Job: Only lines with the string "Certification" matter here; gather them from the material below.

>> BEGIN

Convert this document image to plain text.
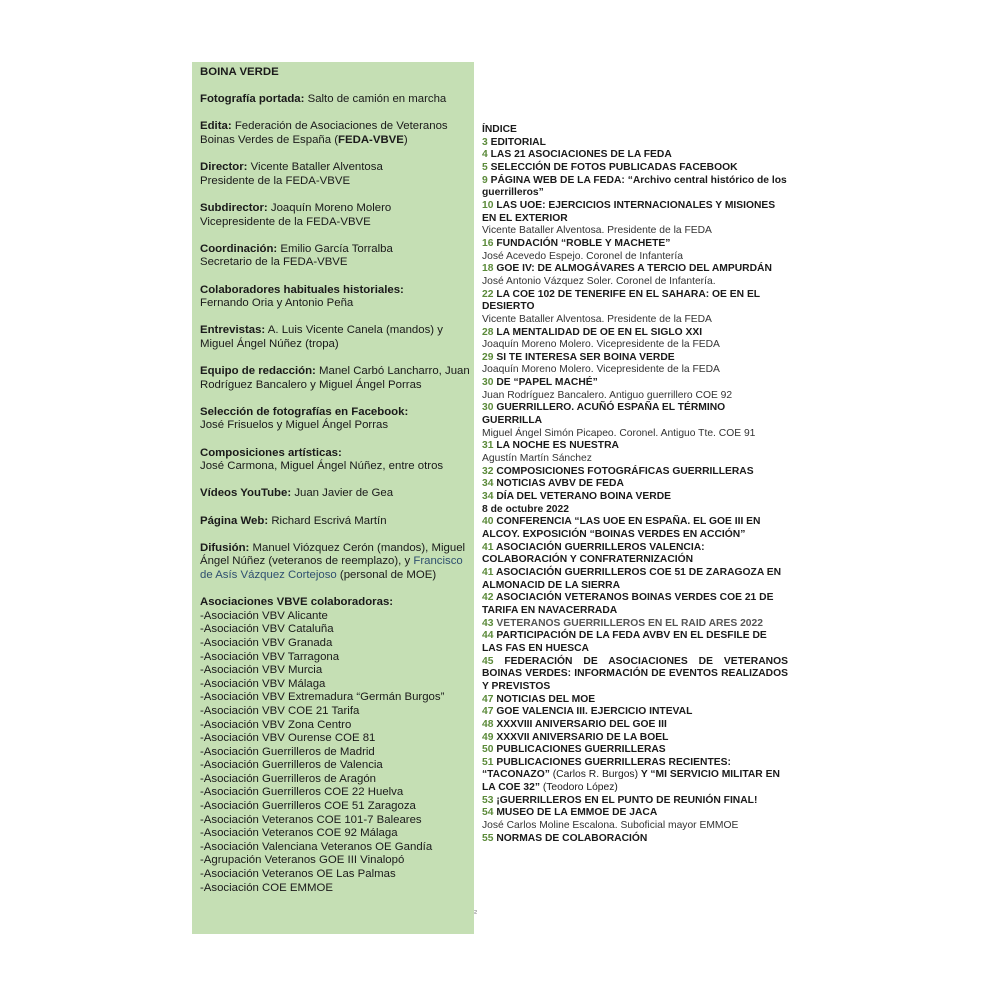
BOINA VERDE
Fotografía portada: Salto de camión en marcha
Edita: Federación de Asociaciones de Veteranos Boinas Verdes de España (FEDA-VBVE)
Director: Vicente Bataller Alventosa
Presidente de la FEDA-VBVE
Subdirector: Joaquín Moreno Molero
Vicepresidente de la FEDA-VBVE
Coordinación: Emilio García Torralba
Secretario de la FEDA-VBVE
Colaboradores habituales historiales:
Fernando Oria y Antonio Peña
Entrevistas: A. Luis Vicente Canela (mandos) y Miguel Ángel Núñez (tropa)
Equipo de redacción: Manel Carbó Lancharro, Juan Rodríguez Bancalero y Miguel Ángel Porras
Selección de fotografías en Facebook:
José Frisuelos y Miguel Ángel Porras
Composiciones artísticas:
José Carmona, Miguel Ángel Núñez, entre otros
Vídeos YouTube: Juan Javier de Gea
Página Web: Richard Escrivá Martín
Difusión: Manuel Viózquez Cerón (mandos), Miguel Ángel Núñez (veteranos de reemplazo), y Francisco de Asís Vázquez Cortejoso (personal de MOE)
Asociaciones VBVE colaboradoras:
-Asociación VBV Alicante
-Asociación VBV Cataluña
-Asociación VBV Granada
-Asociación VBV Tarragona
-Asociación VBV Murcia
-Asociación VBV Málaga
-Asociación VBV Extremadura “Germán Burgos”
-Asociación VBV COE 21 Tarifa
-Asociación VBV Zona Centro
-Asociación VBV Ourense COE 81
-Asociación Guerrilleros de Madrid
-Asociación Guerrilleros de Valencia
-Asociación Guerrilleros de Aragón
-Asociación Guerrilleros COE 22 Huelva
-Asociación Guerrilleros COE 51 Zaragoza
-Asociación Veteranos COE 101-7 Baleares
-Asociación Veteranos COE 92 Málaga
-Asociación Valenciana Veteranos OE Gandía
-Agrupación Veteranos GOE III Vinalopó
-Asociación Veteranos OE Las Palmas
-Asociación COE EMMOE
ÍNDICE
3 EDITORIAL
4 LAS 21 ASOCIACIONES DE LA FEDA
5 SELECCIÓN DE FOTOS PUBLICADAS FACEBOOK
9 PÁGINA WEB DE LA FEDA: “Archivo central histórico de los guerrilleros”
10 LAS UOE: EJERCICIOS INTERNACIONALES Y MISIONES EN EL EXTERIOR
Vicente Bataller Alventosa. Presidente de la FEDA
16 FUNDACIÓN “ROBLE Y MACHETE”
José Acevedo Espejo. Coronel de Infantería
18 GOE IV: DE ALMOGÁVARES A TERCIO DEL AMPURDÁN
José Antonio Vázquez Soler. Coronel de Infantería.
22 LA COE 102 DE TENERIFE EN EL SAHARA: OE EN EL DESIERTO
Vicente Bataller Alventosa. Presidente de la FEDA
28 LA MENTALIDAD DE OE EN EL SIGLO XXI
Joaquín Moreno Molero. Vicepresidente de la FEDA
29 SI TE INTERESA SER BOINA VERDE
Joaquín Moreno Molero. Vicepresidente de la FEDA
30 DE “PAPEL MACHÉ”
Juan Rodríguez Bancalero. Antiguo guerrillero COE 92
30 GUERRILLERO. ACUÑÓ ESPAÑA EL TÉRMINO GUERRILLA
Miguel Ángel Simón Picapeo. Coronel. Antiguo Tte. COE 91
31 LA NOCHE ES NUESTRA
Agustín Martín Sánchez
32 COMPOSICIONES FOTOGRÁFICAS GUERRILLERAS
34 NOTICIAS AVBV DE FEDA
34 DÍA DEL VETERANO BOINA VERDE
8 de octubre 2022
40 CONFERENCIA “LAS UOE EN ESPAÑA. EL GOE III EN ALCOY. EXPOSICIÓN “BOINAS VERDES EN ACCIÓN”
41 ASOCIACIÓN GUERRILLEROS VALENCIA: COLABORACIÓN Y CONFRATERNIZACIÓN
41 ASOCIACIÓN GUERRILLEROS COE 51 DE ZARAGOZA EN ALMONACID DE LA SIERRA
42 ASOCIACIÓN VETERANOS BOINAS VERDES COE 21 DE TARIFA EN NAVACERRADA
43 VETERANOS GUERRILLEROS EN EL RAID ARES 2022
44 PARTICIPACIÓN DE LA FEDA AVBV EN EL DESFILE DE LAS FAS EN HUESCA
45 FEDERACIÓN DE ASOCIACIONES DE VETERANOS BOINAS VERDES: INFORMACIÓN DE EVENTOS REALIZADOS Y PREVISTOS
47 NOTICIAS DEL MOE
47 GOE VALENCIA III. EJERCICIO INTEVAL
48 XXXVIII ANIVERSARIO DEL GOE III
49 XXXVII ANIVERSARIO DE LA BOEL
50 PUBLICACIONES GUERRILLERAS
51 PUBLICACIONES GUERRILLERAS RECIENTES:
“TACONAZO” (Carlos R. Burgos) Y “MI SERVICIO MILITAR EN LA COE 32” (Teodoro López)
53 ¡GUERRILLEROS EN EL PUNTO DE REUNIÓN FINAL!
54 MUSEO DE LA EMMOE DE JACA
José Carlos Moline Escalona. Suboficial mayor EMMOE
55 NORMAS DE COLABORACIÓN
²
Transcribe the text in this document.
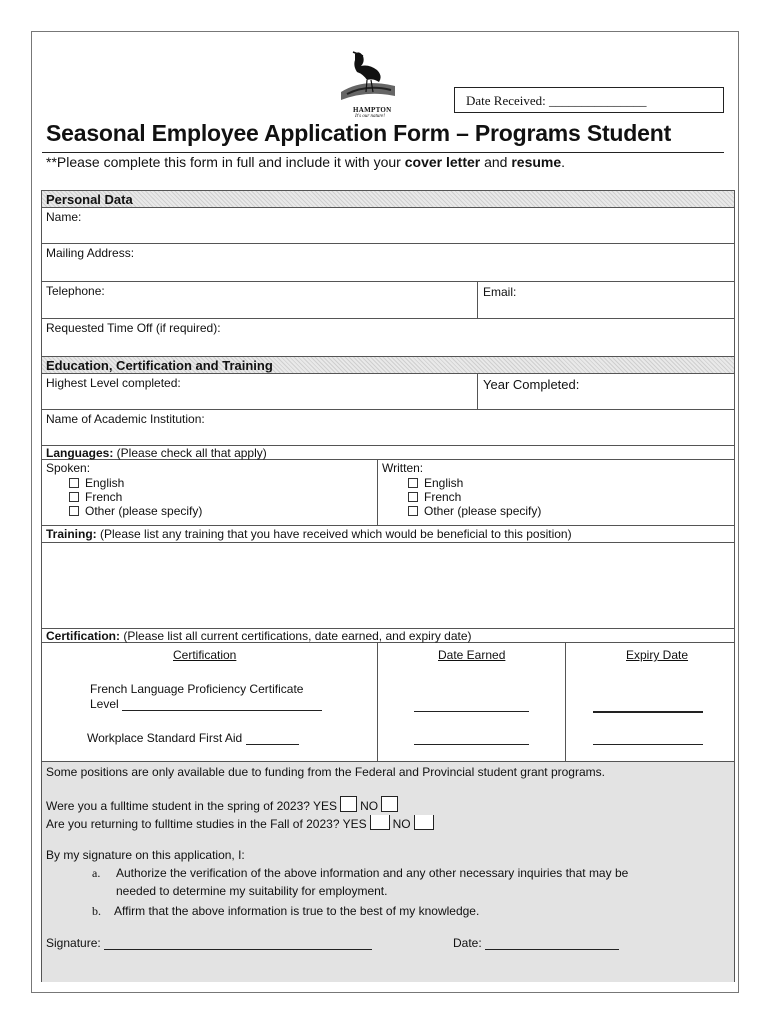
HAMPTON
It's our nature!
Date Received: _______________
Seasonal Employee Application Form – Programs Student
**Please complete this form in full and include it with your cover letter and resume.
Personal Data
Name:
Mailing Address:
Telephone:	Email:
Requested Time Off (if required):
Education, Certification and Training
Highest Level completed:	Year Completed:
Name of Academic Institution:
Languages: (Please check all that apply)
Spoken:
English
French
Other (please specify)
Written:
English
French
Other (please specify)
Training: (Please list any training that you have received which would be beneficial to this position)
Certification: (Please list all current certifications, date earned, and expiry date)
Certification	Date Earned	Expiry Date
French Language Proficiency Certificate
Level
Workplace Standard First Aid
Some positions are only available due to funding from the Federal and Provincial student grant programs.
Were you a fulltime student in the spring of 2023? YES NO
Are you returning to fulltime studies in the Fall of 2023? YES NO
By my signature on this application, I:
a. Authorize the verification of the above information and any other necessary inquiries that may be
needed to determine my suitability for employment.
b. Affirm that the above information is true to the best of my knowledge.
Signature:	Date:
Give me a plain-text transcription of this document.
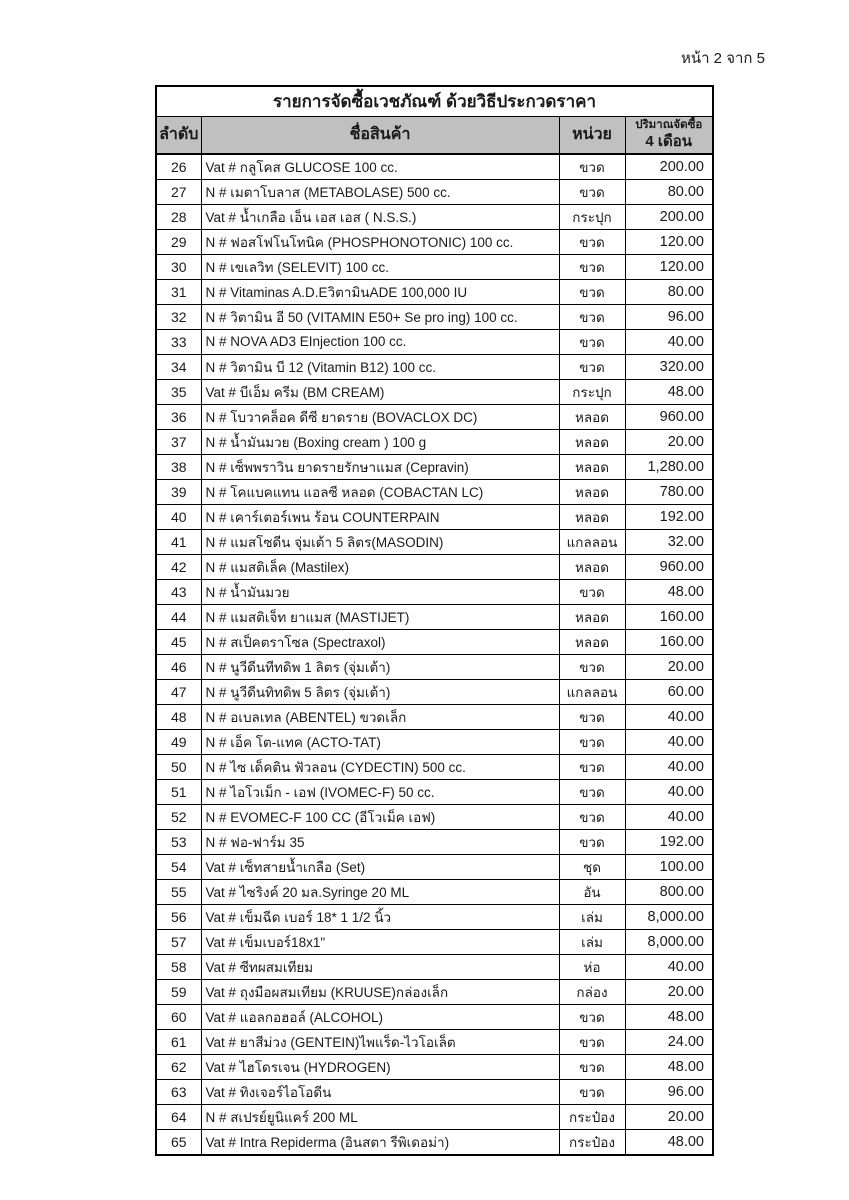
หน้า 2 จาก 5
รายการจัดซื้อเวชภัณฑ์ ด้วยวิธีประกวดราคา			
ลำดับ	ชื่อสินค้า	หน่วย	ปริมาณจัดซื้อ
4 เดือน

26	Vat # กลูโคส GLUCOSE 100 cc.	ขวด	200.00
27	N # เมตาโบลาส (METABOLASE) 500 cc.	ขวด	80.00
28	Vat # น้ำเกลือ เอ็น เอส เอส ( N.S.S.)	กระปุก	200.00
29	N # ฟอสโฟโนโทนิค (PHOSPHONOTONIC) 100 cc.	ขวด	120.00
30	N # เขเลวิท (SELEVIT) 100 cc.	ขวด	120.00
31	N # Vitaminas A.D.EวิตามินADE 100,000 IU	ขวด	80.00
32	N # วิตามิน อี 50 (VITAMIN E50+ Se pro ing) 100 cc.	ขวด	96.00
33	N # NOVA AD3 EInjection 100 cc.	ขวด	40.00
34	N # วิตามิน บี 12 (Vitamin B12) 100 cc.	ขวด	320.00
35	Vat # บีเอ็ม ครีม (BM CREAM)	กระปุก	48.00
36	N # โบวาคล็อค ดีซี ยาดราย (BOVACLOX DC)	หลอด	960.00
37	N # น้ำมันมวย (Boxing cream ) 100 g	หลอด	20.00
38	N # เซ็พพราวิน ยาดรายรักษาแมส (Cepravin)	หลอด	1,280.00
39	N # โคแบคแทน แอลซี หลอด (COBACTAN LC)	หลอด	780.00
40	N # เคาร์เตอร์เพน ร้อน COUNTERPAIN	หลอด	192.00
41	N # แมสโซดีน จุ่มเต้า 5 ลิตร(MASODIN)	แกลลอน	32.00
42	N # แมสติเล็ค (Mastilex)	หลอด	960.00
43	N # น้ำมันมวย	ขวด	48.00
44	N # แมสติเจ็ท ยาแมส (MASTIJET)	หลอด	160.00
45	N # สเป็คตราโซล (Spectraxol)	หลอด	160.00
46	N # นูวีดีนทีทดิพ 1 ลิตร (จุ่มเต้า)	ขวด	20.00
47	N # นูวีดีนทิทดิพ 5 ลิตร (จุ่มเต้า)	แกลลอน	60.00
48	N # อเบลเทล (ABENTEL) ขวดเล็ก	ขวด	40.00
49	N # เอ็ค โต-แทค (ACTO-TAT)	ขวด	40.00
50	N # ไซ เด็คติน ฟัวลอน (CYDECTIN) 500 cc.	ขวด	40.00
51	N # ไอโวเม็ก - เอฟ (IVOMEC-F) 50 cc.	ขวด	40.00
52	N # EVOMEC-F 100 CC (อีโวเม็ค เอฟ)	ขวด	40.00
53	N # ฟอ-ฟาร์ม 35	ขวด	192.00
54	Vat # เซ็ทสายน้ำเกลือ (Set)	ชุด	100.00
55	Vat # ไซริงค์ 20 มล.Syringe 20 ML	อัน	800.00
56	Vat # เข็มฉีด เบอร์ 18* 1 1/2 นิ้ว	เล่ม	8,000.00
57	Vat # เข็มเบอร์18x1"	เล่ม	8,000.00
58	Vat # ซีทผสมเทียม	ห่อ	40.00
59	Vat # ถุงมือผสมเทียม (KRUUSE)กล่องเล็ก	กล่อง	20.00
60	Vat # แอลกอฮอล์ (ALCOHOL)	ขวด	48.00
61	Vat # ยาสีม่วง (GENTEIN)ไพแร็ด-ไวโอเล็ต	ขวด	24.00
62	Vat # ไฮโดรเจน (HYDROGEN)	ขวด	48.00
63	Vat # ทิงเจอร์ไอโอดีน	ขวด	96.00
64	N # สเปรย์ยูนิแคร์ 200 ML	กระป๋อง	20.00
65	Vat # Intra Repiderma (อินสตา รีพิเดอม่า)	กระป๋อง	48.00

>> END

Result:
Education, Certification and Training
Certification: (Please list all current certifications, date earned, and expiry date)
Certification	Date Earned	Expiry Date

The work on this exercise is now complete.